--- start ---

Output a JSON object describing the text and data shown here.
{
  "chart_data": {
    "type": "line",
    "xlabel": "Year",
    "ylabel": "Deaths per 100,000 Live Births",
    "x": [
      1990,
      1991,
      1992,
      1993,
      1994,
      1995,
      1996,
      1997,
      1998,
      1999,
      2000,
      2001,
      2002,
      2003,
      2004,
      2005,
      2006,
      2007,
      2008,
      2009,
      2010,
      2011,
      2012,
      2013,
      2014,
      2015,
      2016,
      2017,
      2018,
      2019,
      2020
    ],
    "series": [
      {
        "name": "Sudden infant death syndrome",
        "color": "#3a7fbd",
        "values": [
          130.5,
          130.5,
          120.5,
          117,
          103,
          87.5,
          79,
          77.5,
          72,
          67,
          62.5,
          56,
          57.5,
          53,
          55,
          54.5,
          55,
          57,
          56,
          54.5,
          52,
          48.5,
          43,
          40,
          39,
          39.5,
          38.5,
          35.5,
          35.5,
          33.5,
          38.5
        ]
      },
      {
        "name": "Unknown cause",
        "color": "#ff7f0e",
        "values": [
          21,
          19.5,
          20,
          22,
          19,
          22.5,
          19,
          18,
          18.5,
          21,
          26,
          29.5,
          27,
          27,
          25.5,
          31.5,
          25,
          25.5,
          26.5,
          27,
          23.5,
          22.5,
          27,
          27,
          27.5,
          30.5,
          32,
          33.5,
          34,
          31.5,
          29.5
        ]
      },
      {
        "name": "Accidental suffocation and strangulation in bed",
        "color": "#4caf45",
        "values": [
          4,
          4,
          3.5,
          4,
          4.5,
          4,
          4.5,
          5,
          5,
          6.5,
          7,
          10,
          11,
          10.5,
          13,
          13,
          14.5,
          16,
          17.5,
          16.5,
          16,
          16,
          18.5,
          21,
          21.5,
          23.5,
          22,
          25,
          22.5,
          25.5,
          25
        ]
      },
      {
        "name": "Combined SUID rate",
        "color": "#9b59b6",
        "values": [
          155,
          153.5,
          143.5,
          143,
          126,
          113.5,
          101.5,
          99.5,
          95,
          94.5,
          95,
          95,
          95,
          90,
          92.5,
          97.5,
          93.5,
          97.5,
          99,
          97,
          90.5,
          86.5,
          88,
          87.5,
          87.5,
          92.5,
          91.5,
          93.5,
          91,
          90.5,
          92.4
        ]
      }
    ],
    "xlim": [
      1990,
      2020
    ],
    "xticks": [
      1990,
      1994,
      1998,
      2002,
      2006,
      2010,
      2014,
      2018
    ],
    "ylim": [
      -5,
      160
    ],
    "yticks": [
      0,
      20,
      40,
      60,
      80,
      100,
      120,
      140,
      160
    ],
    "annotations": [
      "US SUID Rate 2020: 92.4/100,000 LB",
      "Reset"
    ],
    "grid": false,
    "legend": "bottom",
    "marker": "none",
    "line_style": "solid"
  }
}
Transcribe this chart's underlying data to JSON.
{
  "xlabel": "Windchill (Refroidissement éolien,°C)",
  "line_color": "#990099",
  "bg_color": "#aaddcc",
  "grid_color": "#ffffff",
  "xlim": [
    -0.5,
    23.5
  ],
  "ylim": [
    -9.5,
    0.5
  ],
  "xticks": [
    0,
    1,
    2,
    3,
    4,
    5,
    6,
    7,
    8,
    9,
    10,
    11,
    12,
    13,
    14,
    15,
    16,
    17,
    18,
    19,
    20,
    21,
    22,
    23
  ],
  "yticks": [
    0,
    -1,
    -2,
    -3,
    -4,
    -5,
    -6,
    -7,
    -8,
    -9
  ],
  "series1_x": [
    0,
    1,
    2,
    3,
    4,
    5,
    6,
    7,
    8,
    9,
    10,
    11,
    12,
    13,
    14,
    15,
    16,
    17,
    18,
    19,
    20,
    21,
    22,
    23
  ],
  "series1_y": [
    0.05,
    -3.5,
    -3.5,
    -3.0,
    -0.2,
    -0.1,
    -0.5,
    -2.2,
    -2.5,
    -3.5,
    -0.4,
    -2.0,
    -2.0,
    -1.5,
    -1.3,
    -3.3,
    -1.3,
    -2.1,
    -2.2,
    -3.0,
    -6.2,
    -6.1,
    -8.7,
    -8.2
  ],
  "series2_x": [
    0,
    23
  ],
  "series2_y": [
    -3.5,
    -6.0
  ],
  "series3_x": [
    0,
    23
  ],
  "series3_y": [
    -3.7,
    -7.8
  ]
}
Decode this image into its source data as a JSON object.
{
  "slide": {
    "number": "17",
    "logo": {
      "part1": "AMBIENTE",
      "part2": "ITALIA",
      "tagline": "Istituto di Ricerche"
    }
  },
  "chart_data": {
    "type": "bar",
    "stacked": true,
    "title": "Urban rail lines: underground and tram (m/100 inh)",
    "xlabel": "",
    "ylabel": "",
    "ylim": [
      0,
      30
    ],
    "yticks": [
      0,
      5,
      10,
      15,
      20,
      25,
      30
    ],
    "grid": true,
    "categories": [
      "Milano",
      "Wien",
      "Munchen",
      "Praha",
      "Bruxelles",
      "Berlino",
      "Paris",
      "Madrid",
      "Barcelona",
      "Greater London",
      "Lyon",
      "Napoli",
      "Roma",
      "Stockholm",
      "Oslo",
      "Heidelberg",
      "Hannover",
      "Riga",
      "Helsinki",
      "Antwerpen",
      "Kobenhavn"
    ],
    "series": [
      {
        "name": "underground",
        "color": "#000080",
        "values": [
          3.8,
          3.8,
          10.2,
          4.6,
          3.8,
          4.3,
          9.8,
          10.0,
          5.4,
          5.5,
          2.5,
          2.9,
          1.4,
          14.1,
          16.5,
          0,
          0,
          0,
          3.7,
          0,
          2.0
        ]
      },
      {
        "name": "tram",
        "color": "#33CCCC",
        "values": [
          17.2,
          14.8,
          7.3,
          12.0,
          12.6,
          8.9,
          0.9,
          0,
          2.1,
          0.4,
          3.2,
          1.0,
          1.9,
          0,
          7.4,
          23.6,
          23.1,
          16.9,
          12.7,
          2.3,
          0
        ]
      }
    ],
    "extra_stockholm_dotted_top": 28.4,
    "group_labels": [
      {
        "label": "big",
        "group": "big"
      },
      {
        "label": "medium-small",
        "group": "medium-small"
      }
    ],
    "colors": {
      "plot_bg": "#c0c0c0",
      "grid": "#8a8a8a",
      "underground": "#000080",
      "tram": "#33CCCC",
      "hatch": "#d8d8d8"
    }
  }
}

--- end ---

» **EXERCISE GOAL**
Where a line in the entries holds "small", copy that line.

» **COMPLETE ANSWER**
        "label": "medium-small",
        "group": "medium-small"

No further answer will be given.